SHORT TASK:
Your task is to output the entries below word for word.

MATERIAL PROVIDED:

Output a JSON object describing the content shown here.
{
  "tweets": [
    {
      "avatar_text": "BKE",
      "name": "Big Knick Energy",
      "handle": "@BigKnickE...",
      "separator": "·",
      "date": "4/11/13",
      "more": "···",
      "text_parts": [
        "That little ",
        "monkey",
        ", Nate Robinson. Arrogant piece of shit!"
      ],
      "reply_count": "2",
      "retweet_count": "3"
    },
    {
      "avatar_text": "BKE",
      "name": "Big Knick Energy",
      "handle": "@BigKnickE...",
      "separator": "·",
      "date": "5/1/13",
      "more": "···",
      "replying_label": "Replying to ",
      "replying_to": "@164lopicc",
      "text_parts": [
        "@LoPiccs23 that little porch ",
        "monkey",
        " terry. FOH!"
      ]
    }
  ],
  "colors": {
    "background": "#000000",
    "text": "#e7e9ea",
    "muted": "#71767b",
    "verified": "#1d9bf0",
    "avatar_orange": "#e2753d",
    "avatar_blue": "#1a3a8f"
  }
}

RESULT OF THE EXERCISE:
Output a JSON object describing the content shown here.
{
  "tweets": [
    {
      "avatar_text": "BKE",
      "name": "Big Knick Energy",
      "handle": "@BigKnickE...",
      "separator": "·",
      "date": "4/11/13",
      "more": "···",
      "text_parts": [
        "That little ",
        "monkey",
        ", Nate Robinson. Arrogant piece of shit!"
      ],
      "reply_count": "2",
      "retweet_count": "3"
    },
    {
      "avatar_text": "BKE",
      "name": "Big Knick Energy",
      "handle": "@BigKnickE...",
      "separator": "·",
      "date": "5/1/13",
      "more": "···",
      "replying_label": "Replying to ",
      "replying_to": "@164lopicc",
      "text_parts": [
        "@LoPiccs23 that little porch ",
        "monkey",
        " terry. FOH!"
      ]
    }
  ],
  "colors": {
    "background": "#000000",
    "text": "#e7e9ea",
    "muted": "#71767b",
    "verified": "#1d9bf0",
    "avatar_orange": "#e2753d",
    "avatar_blue": "#1a3a8f"
  }
}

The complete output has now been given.